Directed By Paul W.S. Anderson
Written by Philip Eisner
Starring Laurence Fishburne, Sam Neil, Kathleen Quinlan, Richard T. Jones
Event Horizon did one thing right away when I dropped the blu-ray into my Playstation 3; it made me wonder what happened to the epic space movie. It seems that the only space movies being made these days are those attached to a franchise such as Star Trek and Star Wars. It’s been way too long since a movie like Alien hit the big screen. Once upon a time Star Wars was just a movie, not part of a franchise. Projects are supposedly in the works, but they’ve been in the works for a very long time with no results. Supposedly, Orson Scott Cards modern classic Ender’s Game is coming, as is Isaac Asimov’s epic book series The Foundation Trilogy but there’s been no news on those projects in a really long time.
Watching Event Horizon made me yearn for a new space movie, not just a science fiction movie, a space movie. I remembered really hating Event Horizon back when I saw it in the theater in 1997 but it seems that I’ve grown soft or even possibly desperate because the movie didn’t seem as bad this time around. The flaws in the film are still there to annoy, but there’s some things to appreciate too. The biggest flaw in the film is its utter lack of originality. Event Horizon owes it existence to the original Alien, the greatest of horror/sci-fi crossovers. The other big problem with the film is that it introduces some interesting concepts and thematic elements but never truly delves into them. An idea gets introduced and then it’s gone in order to make way for some special effects shot,
The thing to appreciate the most about the film is just how strongly it sticks to its mood and atmosphere. This is a bleak horror film set in space and it never deviates from that path. There’s no comic relief or romance of any other distractions to pull us out of the desperate situation the crew of the Lewis and Clark have found themselves in when they attempt to recover the long missing ship appropriately named Event Horizon. The horror in this film includes some pretty nasty gore too. Director Paul W.S. Anderson has an eye for the gore and the set pieces that build fear and tension work better here than in any film he’s done since this one. The special effects hold up pretty well considering the age of the film and the fact that it was obviously a B grade production. The cast is led by two solid actors in Sam Neil and Laurence Fishburne. Both actors work with the little exposition they’ve been given to create unique characters within this universe, if you will.

§ **Given instruction**
From the Event Horizon review above, reproduce word for word the passage between "Directed By Paul" and "really long time.", inclusive.

§ **Records supplied**
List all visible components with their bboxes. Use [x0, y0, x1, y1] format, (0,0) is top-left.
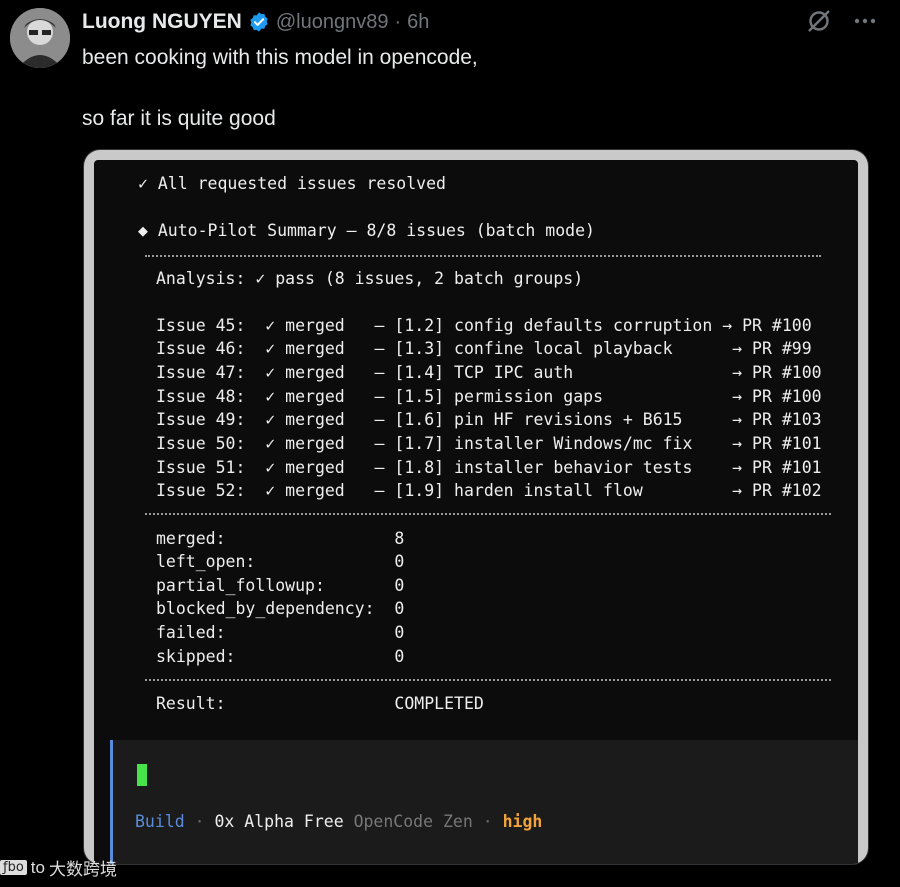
tweet-media-image[interactable]: ✓ All requested issues resolved ◆ Auto-P… — [84, 150, 868, 864]
tweet-text-line: so far it is quite good — [82, 107, 276, 130]
issue-line: Issue 45: ✓ merged — [1.2] config defaul… — [156, 316, 812, 335]
post-time[interactable]: 6h — [407, 11, 429, 34]
divider — [145, 679, 831, 681]
author-handle[interactable]: @luongnv89 — [276, 11, 389, 34]
divider — [145, 513, 831, 515]
stat-line: merged: 8 — [156, 529, 405, 548]
watermark-text: 大数跨境 — [48, 860, 117, 879]
author-name[interactable]: Luong NGUYEN — [82, 10, 242, 34]
status-bar: Build · 0x Alpha Free OpenCode Zen · hig… — [135, 812, 542, 831]
provider-name: OpenCode Zen — [353, 812, 473, 831]
divider — [145, 255, 821, 257]
watermark-prefix: to — [30, 857, 45, 877]
mode-label[interactable]: Build — [135, 812, 185, 831]
issue-line: Issue 50: ✓ merged — [1.7] installer Win… — [156, 434, 822, 453]
status-separator: · — [194, 812, 205, 831]
avatar[interactable] — [10, 8, 70, 68]
resolved-line: ✓ All requested issues resolved — [138, 174, 446, 193]
issue-line: Issue 46: ✓ merged — [1.3] confine local… — [156, 339, 812, 358]
model-name[interactable]: 0x Alpha Free — [214, 812, 343, 831]
text-cursor — [137, 764, 147, 786]
tweet-text-blank — [82, 73, 478, 103]
terminal-window: ✓ All requested issues resolved ◆ Auto-P… — [94, 160, 858, 864]
avatar-image — [10, 8, 70, 68]
issue-line: Issue 52: ✓ merged — [1.9] harden instal… — [156, 481, 822, 500]
stat-line: partial_followup: 0 — [156, 576, 405, 595]
effort-level[interactable]: high — [503, 812, 543, 831]
status-separator: · — [482, 812, 493, 831]
analysis-line: Analysis: ✓ pass (8 issues, 2 batch grou… — [156, 269, 584, 288]
header-separator: · — [394, 10, 402, 33]
more-icon[interactable] — [852, 8, 878, 34]
result-line: Result: COMPLETED — [156, 694, 484, 713]
prompt-input-panel[interactable]: Build · 0x Alpha Free OpenCode Zen · hig… — [110, 740, 858, 864]
watermark-logo: ƒbo — [0, 860, 27, 875]
grok-icon[interactable] — [806, 8, 832, 34]
tweet-text: been cooking with this model in opencode… — [82, 42, 478, 134]
stat-line: skipped: 0 — [156, 647, 405, 666]
summary-line: ◆ Auto-Pilot Summary — 8/8 issues (batch… — [138, 221, 595, 240]
issue-line: Issue 48: ✓ merged — [1.5] permission ga… — [156, 387, 822, 406]
verified-badge-icon — [248, 11, 270, 33]
top-actions — [806, 8, 878, 34]
issue-line: Issue 47: ✓ merged — [1.4] TCP IPC auth … — [156, 363, 822, 382]
issue-line: Issue 49: ✓ merged — [1.6] pin HF revisi… — [156, 410, 822, 429]
tweet-header: Luong NGUYEN @luongnv89 · 6h — [82, 8, 429, 36]
stat-line: failed: 0 — [156, 623, 405, 642]
issue-line: Issue 51: ✓ merged — [1.8] installer beh… — [156, 458, 822, 477]
watermark: ƒbo to 大数跨境 — [0, 855, 117, 880]
stat-line: left_open: 0 — [156, 552, 405, 571]
tweet-text-line: been cooking with this model in opencode… — [82, 46, 478, 69]
stat-line: blocked_by_dependency: 0 — [156, 599, 405, 618]
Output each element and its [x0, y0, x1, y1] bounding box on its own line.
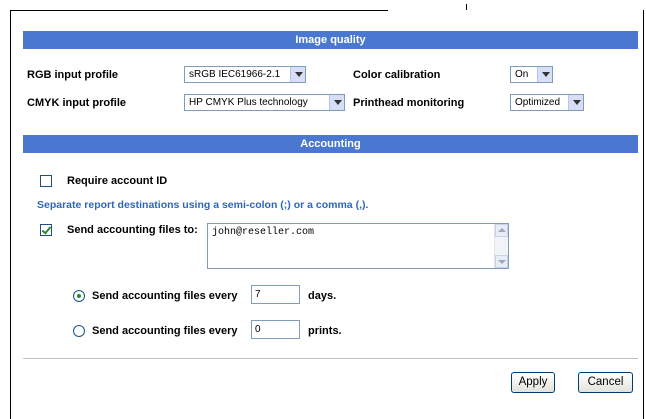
rgb-input-profile-label: RGB input profile: [27, 69, 119, 81]
apply-button[interactable]: Apply: [511, 372, 555, 393]
printhead-monitoring-label: Printhead monitoring: [353, 97, 465, 109]
destinations-info-text: Separate report destinations using a sem…: [37, 199, 369, 211]
send-every-days-label: Send accounting files every: [92, 290, 238, 302]
image-quality-header: Image quality: [23, 31, 638, 49]
scroll-down-icon[interactable]: [495, 255, 508, 268]
chevron-down-icon: [290, 67, 305, 82]
textarea-scrollbar[interactable]: [494, 224, 508, 268]
days-interval-input[interactable]: 7: [251, 285, 300, 304]
window-frame-left: [10, 10, 11, 419]
chevron-down-icon: [537, 67, 552, 82]
send-accounting-files-checkbox[interactable]: [40, 224, 52, 236]
printhead-monitoring-select[interactable]: Optimized: [510, 94, 584, 111]
days-unit-label: days.: [308, 290, 337, 302]
prints-unit-label: prints.: [308, 325, 342, 337]
rgb-input-profile-select[interactable]: sRGB IEC61966-2.1: [184, 66, 306, 83]
send-every-prints-label: Send accounting files every: [92, 325, 238, 337]
send-accounting-files-label: Send accounting files to:: [67, 224, 198, 236]
chevron-down-icon: [568, 95, 583, 110]
accounting-header: Accounting: [23, 135, 638, 153]
window-frame-tick: [466, 4, 467, 10]
accounting-destinations-value: john@reseller.com: [212, 227, 315, 238]
window-frame-top: [10, 10, 388, 11]
color-calibration-value: On: [515, 69, 529, 80]
chevron-down-icon: [329, 95, 344, 110]
send-every-prints-radio[interactable]: [73, 325, 85, 337]
window-frame-right: [643, 10, 644, 419]
cmyk-input-profile-label: CMYK input profile: [27, 97, 126, 109]
color-calibration-select[interactable]: On: [510, 66, 553, 83]
scroll-up-icon[interactable]: [495, 224, 508, 237]
accounting-destinations-textarea[interactable]: john@reseller.com: [207, 223, 509, 269]
footer-divider: [23, 358, 638, 359]
color-calibration-label: Color calibration: [353, 69, 441, 81]
require-account-id-label: Require account ID: [67, 175, 168, 187]
send-every-days-radio[interactable]: [73, 290, 85, 302]
prints-interval-input[interactable]: 0: [251, 320, 300, 339]
printhead-monitoring-value: Optimized: [515, 97, 561, 108]
cmyk-input-profile-select[interactable]: HP CMYK Plus technology: [184, 94, 345, 111]
cancel-button[interactable]: Cancel: [578, 372, 633, 393]
cmyk-input-profile-value: HP CMYK Plus technology: [189, 97, 308, 108]
require-account-id-checkbox[interactable]: [40, 175, 52, 187]
rgb-input-profile-value: sRGB IEC61966-2.1: [189, 69, 281, 80]
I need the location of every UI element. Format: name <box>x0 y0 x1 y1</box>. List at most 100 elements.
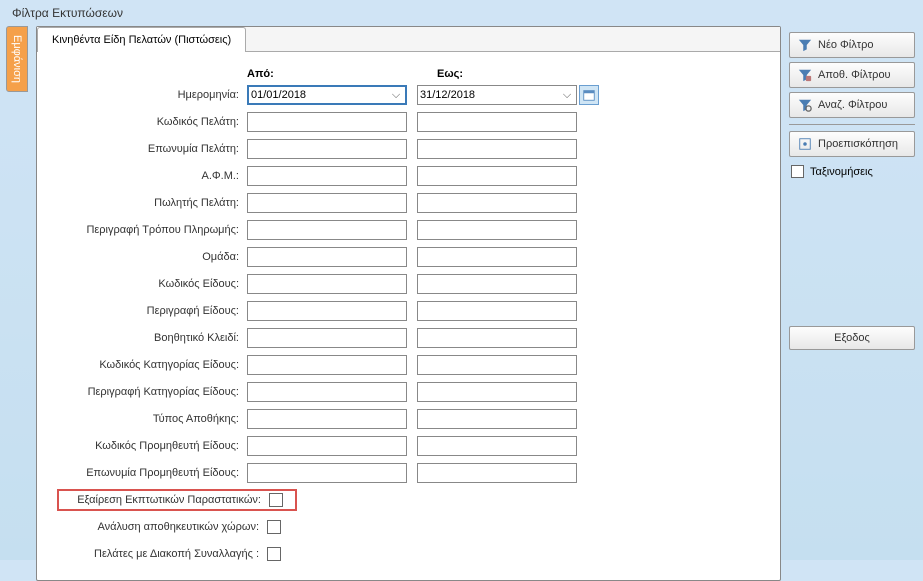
classifications-option[interactable]: Ταξινομήσεις <box>789 161 915 182</box>
client_name-to-input[interactable] <box>417 139 577 159</box>
new-filter-label: Νέο Φίλτρο <box>818 39 873 51</box>
payment_desc-from-input[interactable] <box>247 220 407 240</box>
vertical-tab-strip: Εμφάνιση <box>6 26 30 546</box>
label-aux_key: Βοηθητικό Κλειδί: <box>57 332 247 344</box>
label-item_code: Κωδικός Είδους: <box>57 278 247 290</box>
form-row-warehouse_type: Τύπος Αποθήκης: <box>57 408 760 430</box>
form-row-group: Ομάδα: <box>57 246 760 268</box>
form-row-supplier_name: Επωνυμία Προμηθευτή Είδους: <box>57 462 760 484</box>
form-row-afm: Α.Φ.Μ.: <box>57 165 760 187</box>
exit-label: Εξοδος <box>834 332 870 344</box>
content-panel: Κινηθέντα Είδη Πελατών (Πιστώσεις) Από: … <box>36 26 781 581</box>
afm-to-input[interactable] <box>417 166 577 186</box>
label-client_code: Κωδικός Πελάτη: <box>57 116 247 128</box>
checkbox-row-exclude_discount: Εξαίρεση Εκπτωτικών Παραστατικών: <box>57 489 760 511</box>
item_desc-from-input[interactable] <box>247 301 407 321</box>
save-filter-label: Αποθ. Φίλτρου <box>818 69 891 81</box>
date-to-value: 31/12/2018 <box>420 89 475 101</box>
warehouse_type-from-input[interactable] <box>247 409 407 429</box>
from-header: Από: <box>247 68 427 80</box>
item_cat_desc-from-input[interactable] <box>247 382 407 402</box>
salesman-to-input[interactable] <box>417 193 577 213</box>
date-from-value: 01/01/2018 <box>251 89 306 101</box>
item_cat_code-to-input[interactable] <box>417 355 577 375</box>
group-to-input[interactable] <box>417 247 577 267</box>
form-row-aux_key: Βοηθητικό Κλειδί: <box>57 327 760 349</box>
checkbox-label-clients_stop: Πελάτες με Διακοπή Συναλλαγής : <box>57 548 267 560</box>
payment_desc-to-input[interactable] <box>417 220 577 240</box>
label-payment_desc: Περιγραφή Τρόπου Πληρωμής: <box>57 224 247 236</box>
to-header: Εως: <box>437 68 617 80</box>
warehouse_type-to-input[interactable] <box>417 409 577 429</box>
preview-label: Προεπισκόπηση <box>818 138 898 150</box>
calendar-icon[interactable] <box>579 85 599 105</box>
form-row-salesman: Πωλητής Πελάτη: <box>57 192 760 214</box>
label-group: Ομάδα: <box>57 251 247 263</box>
supplier_code-from-input[interactable] <box>247 436 407 456</box>
new-filter-button[interactable]: Νέο Φίλτρο <box>789 32 915 58</box>
form-row-payment_desc: Περιγραφή Τρόπου Πληρωμής: <box>57 219 760 241</box>
supplier_name-from-input[interactable] <box>247 463 407 483</box>
checkbox-exclude_discount[interactable] <box>269 493 283 507</box>
checkbox-clients_stop[interactable] <box>267 547 281 561</box>
checkbox-row-clients_stop: Πελάτες με Διακοπή Συναλλαγής : <box>57 543 760 565</box>
group-from-input[interactable] <box>247 247 407 267</box>
search-filter-button[interactable]: Αναζ. Φίλτρου <box>789 92 915 118</box>
date-from-input[interactable]: 01/01/2018 ⌵ <box>247 85 407 105</box>
chevron-down-icon[interactable]: ⌵ <box>389 89 403 102</box>
form-row-client_code: Κωδικός Πελάτη: <box>57 111 760 133</box>
checkbox-storage_analysis[interactable] <box>267 520 281 534</box>
label-client_name: Επωνυμία Πελάτη: <box>57 143 247 155</box>
label-supplier_code: Κωδικός Προμηθευτή Είδους: <box>57 440 247 452</box>
save-filter-button[interactable]: Αποθ. Φίλτρου <box>789 62 915 88</box>
form-area: Από: Εως: Ημερομηνία:01/01/2018⌵31/12/20… <box>37 52 780 580</box>
label-salesman: Πωλητής Πελάτη: <box>57 197 247 209</box>
afm-from-input[interactable] <box>247 166 407 186</box>
aux_key-to-input[interactable] <box>417 328 577 348</box>
client_code-from-input[interactable] <box>247 112 407 132</box>
exit-button[interactable]: Εξοδος <box>789 326 915 350</box>
chevron-down-icon[interactable]: ⌵ <box>560 89 574 102</box>
window-title: Φίλτρα Εκτυπώσεων <box>0 0 923 26</box>
classifications-checkbox[interactable] <box>791 165 804 178</box>
item_code-to-input[interactable] <box>417 274 577 294</box>
label-item_cat_desc: Περιγραφή Κατηγορίας Είδους: <box>57 386 247 398</box>
label-supplier_name: Επωνυμία Προμηθευτή Είδους: <box>57 467 247 479</box>
date-to-input[interactable]: 31/12/2018 ⌵ <box>417 85 577 105</box>
item_cat_desc-to-input[interactable] <box>417 382 577 402</box>
column-headers: Από: Εως: <box>57 68 760 80</box>
salesman-from-input[interactable] <box>247 193 407 213</box>
search-funnel-icon <box>798 98 812 112</box>
preview-icon <box>798 137 812 151</box>
form-row-client_name: Επωνυμία Πελάτη: <box>57 138 760 160</box>
label-date: Ημερομηνία: <box>57 89 247 101</box>
funnel-icon <box>798 38 812 52</box>
aux_key-from-input[interactable] <box>247 328 407 348</box>
supplier_code-to-input[interactable] <box>417 436 577 456</box>
form-row-supplier_code: Κωδικός Προμηθευτή Είδους: <box>57 435 760 457</box>
client_name-from-input[interactable] <box>247 139 407 159</box>
item_desc-to-input[interactable] <box>417 301 577 321</box>
save-funnel-icon <box>798 68 812 82</box>
item_code-from-input[interactable] <box>247 274 407 294</box>
classifications-label: Ταξινομήσεις <box>810 166 873 178</box>
label-item_cat_code: Κωδικός Κατηγορίας Είδους: <box>57 359 247 371</box>
form-row-item_cat_desc: Περιγραφή Κατηγορίας Είδους: <box>57 381 760 403</box>
checkbox-row-storage_analysis: Ανάλυση αποθηκευτικών χώρων: <box>57 516 760 538</box>
supplier_name-to-input[interactable] <box>417 463 577 483</box>
label-afm: Α.Φ.Μ.: <box>57 170 247 182</box>
label-warehouse_type: Τύπος Αποθήκης: <box>57 413 247 425</box>
form-row-item_code: Κωδικός Είδους: <box>57 273 760 295</box>
right-panel: Νέο Φίλτρο Αποθ. Φίλτρου Αναζ. Φίλτρου Π… <box>787 26 917 581</box>
preview-button[interactable]: Προεπισκόπηση <box>789 131 915 157</box>
checkbox-label-exclude_discount: Εξαίρεση Εκπτωτικών Παραστατικών: <box>59 494 269 506</box>
item_cat_code-from-input[interactable] <box>247 355 407 375</box>
main-container: Εμφάνιση Κινηθέντα Είδη Πελατών (Πιστώσε… <box>0 26 923 581</box>
vertical-tab-display[interactable]: Εμφάνιση <box>6 26 28 92</box>
divider <box>789 124 915 125</box>
search-filter-label: Αναζ. Φίλτρου <box>818 99 887 111</box>
client_code-to-input[interactable] <box>417 112 577 132</box>
tab-moved-items[interactable]: Κινηθέντα Είδη Πελατών (Πιστώσεις) <box>37 27 246 52</box>
tab-bar: Κινηθέντα Είδη Πελατών (Πιστώσεις) <box>37 27 780 52</box>
form-row-item_cat_code: Κωδικός Κατηγορίας Είδους: <box>57 354 760 376</box>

§ **Worked answer**
Directed By Paul W.S. Anderson
Written by Philip Eisner
Starring Laurence Fishburne, Sam Neil, Kathleen Quinlan, Richard T. Jones
Event Horizon did one thing right away when I dropped the blu-ray into my Playstation 3; it made me wonder what happened to the epic space movie. It seems that the only space movies being made these days are those attached to a franchise such as Star Trek and Star Wars. It’s been way too long since a movie like Alien hit the big screen. Once upon a time Star Wars was just a movie, not part of a franchise. Projects are supposedly in the works, but they’ve been in the works for a very long time with no results. Supposedly, Orson Scott Cards modern classic Ender’s Game is coming, as is Isaac Asimov’s epic book series The Foundation Trilogy but there’s been no news on those projects in a really long time.